#### TEXT:
▼

Die anderen 2 sind fein raus ... denke mal, Beugehaft zum Verpfeifen von Schwarzangel-Kumpels wird selbst in Bayern eher nicht verhängt?!

Ansonsten eine kleine, nette Geschichte !

R.S.


----------



## Laichzeit (28. Januar 2021)

Effes schrieb:


> Deine Denkweise kann ich noch nicht so recht nachvollziehen. Gerade in gewässerarmen Gegenden ist es doch umso schwerer, jedermann den Zugang zu Gewässern zu ermöglichen. Ich möchte mir nicht vorstellen, wie die wenigen Gewässer in unserer Gegend aussehen würden, wenn jeder das Recht hätte, seinen Wurm zu Baden und wahllos Fische herausziehen würde. Nachhaltig wäre da gar nichts mehr und in kürzester Zeit wären die Gewässer leer gefischt. Hat man dagegen Gewässer in Hülle und Fülle, bspw. die Nordsee direkt nebenan, kann man eine solche Rechtslage deutlich einfacher durchsetzen.

▲

#### BEREITGESTELLTE ANGABEN:
▼

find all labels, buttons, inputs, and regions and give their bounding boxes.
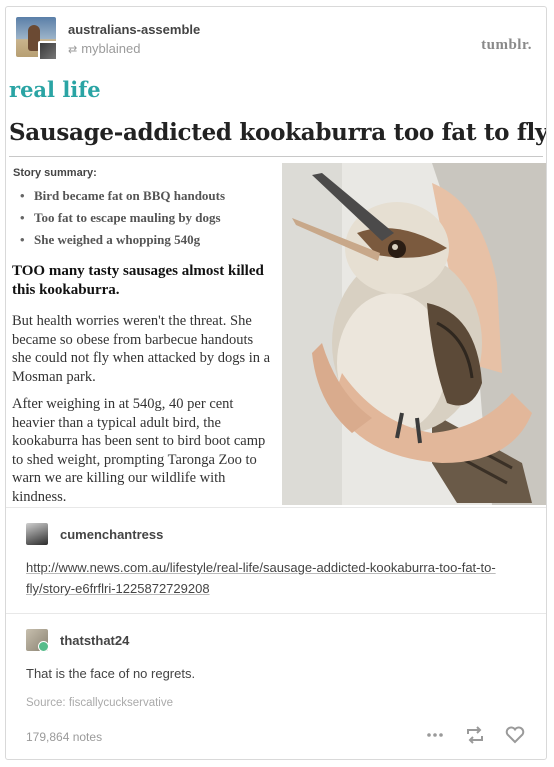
bullet-icon: •: [20, 232, 25, 247]
notes-count[interactable]: 179,864 notes: [26, 730, 102, 744]
reblog-comment: That is the face of no regrets.: [26, 666, 196, 681]
section-label: real life: [9, 77, 101, 102]
headline-rule: [9, 156, 543, 157]
bullet-icon: •: [20, 188, 25, 203]
more-icon[interactable]: [424, 724, 446, 746]
bullet-icon: •: [20, 210, 25, 225]
article-paragraph: But health worries weren't the threat. S…: [12, 313, 271, 385]
list-item: • Too fat to escape mauling by dogs: [20, 207, 225, 229]
article-headline: Sausage-addicted kookaburra too fat to f…: [9, 119, 546, 146]
avatar[interactable]: [26, 629, 48, 651]
kookaburra-photo: [282, 163, 546, 505]
list-item: • She weighed a whopping 540g: [20, 229, 225, 251]
post-header: australians-assemble ⇄ myblained tumblr.: [16, 17, 536, 65]
summary-label: Story summary:: [13, 167, 97, 179]
reblog-source: ⇄ myblained: [68, 41, 140, 56]
post-actions: [424, 724, 526, 746]
bullet-text: Bird became fat on BBQ handouts: [34, 188, 226, 203]
reblog-small-icon: ⇄: [68, 44, 78, 56]
reblogged-from-name[interactable]: myblained: [81, 41, 140, 56]
tumblr-logo: tumblr.: [481, 37, 532, 53]
article-link[interactable]: http://www.news.com.au/lifestyle/real-li…: [26, 557, 521, 599]
article-lead: TOO many tasty sausages almost killed th…: [12, 263, 264, 298]
reblog-avatar[interactable]: [38, 41, 58, 61]
reblog-username[interactable]: cumenchantress: [60, 527, 163, 542]
bullet-text: She weighed a whopping 540g: [34, 232, 201, 247]
summary-list: • Bird became fat on BBQ handouts • Too fa…: [20, 185, 225, 251]
reblog-icon[interactable]: [464, 724, 486, 746]
list-item: • Bird became fat on BBQ handouts: [20, 185, 225, 207]
divider: [6, 613, 546, 614]
article-snippet: real life Sausage-addicted kookaburra to…: [6, 69, 546, 505]
post-source[interactable]: Source: fiscallycuckservative: [26, 697, 173, 709]
bullet-text: Too fat to escape mauling by dogs: [34, 210, 221, 225]
blog-name[interactable]: australians-assemble: [68, 22, 200, 37]
badge-icon: [38, 641, 48, 651]
post-card: australians-assemble ⇄ myblained tumblr. …: [5, 6, 547, 760]
avatar[interactable]: [26, 523, 48, 545]
divider: [6, 507, 546, 508]
reblog-username[interactable]: thatsthat24: [60, 633, 129, 648]
kookaburra-illustration: [282, 163, 546, 505]
article-paragraph: After weighing in at 540g, 40 per cent h…: [12, 396, 266, 505]
heart-icon[interactable]: [504, 724, 526, 746]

▲

#### SCHRIFTLICHE ANWEISUNG 1:
Gib aus dem Text den Abschnitt ab „Die anderen 2“ bis einschließlich „nette Geschichte !“ wortgetreu wieder.
#### SCHRIFTLICHE ANWEISUNG 2:
Unter welcher Bedingung lässt sich laut dem Beitrag von Effes im Text eine solche Rechtslage deutlich einfacher durchsetzen?

#### RICHTIGES ERGEBNIS 1:
Die anderen 2 sind fein raus ... denke mal, Beugehaft zum Verpfeifen von Schwarzangel-Kumpels wird selbst in Bayern eher nicht verhängt?!

Ansonsten eine kleine, nette Geschichte !

#### RICHTIGES ERGEBNIS 2:
Wenn man Gewässer in Hülle und Fülle hat, etwa die Nordsee direkt nebenan.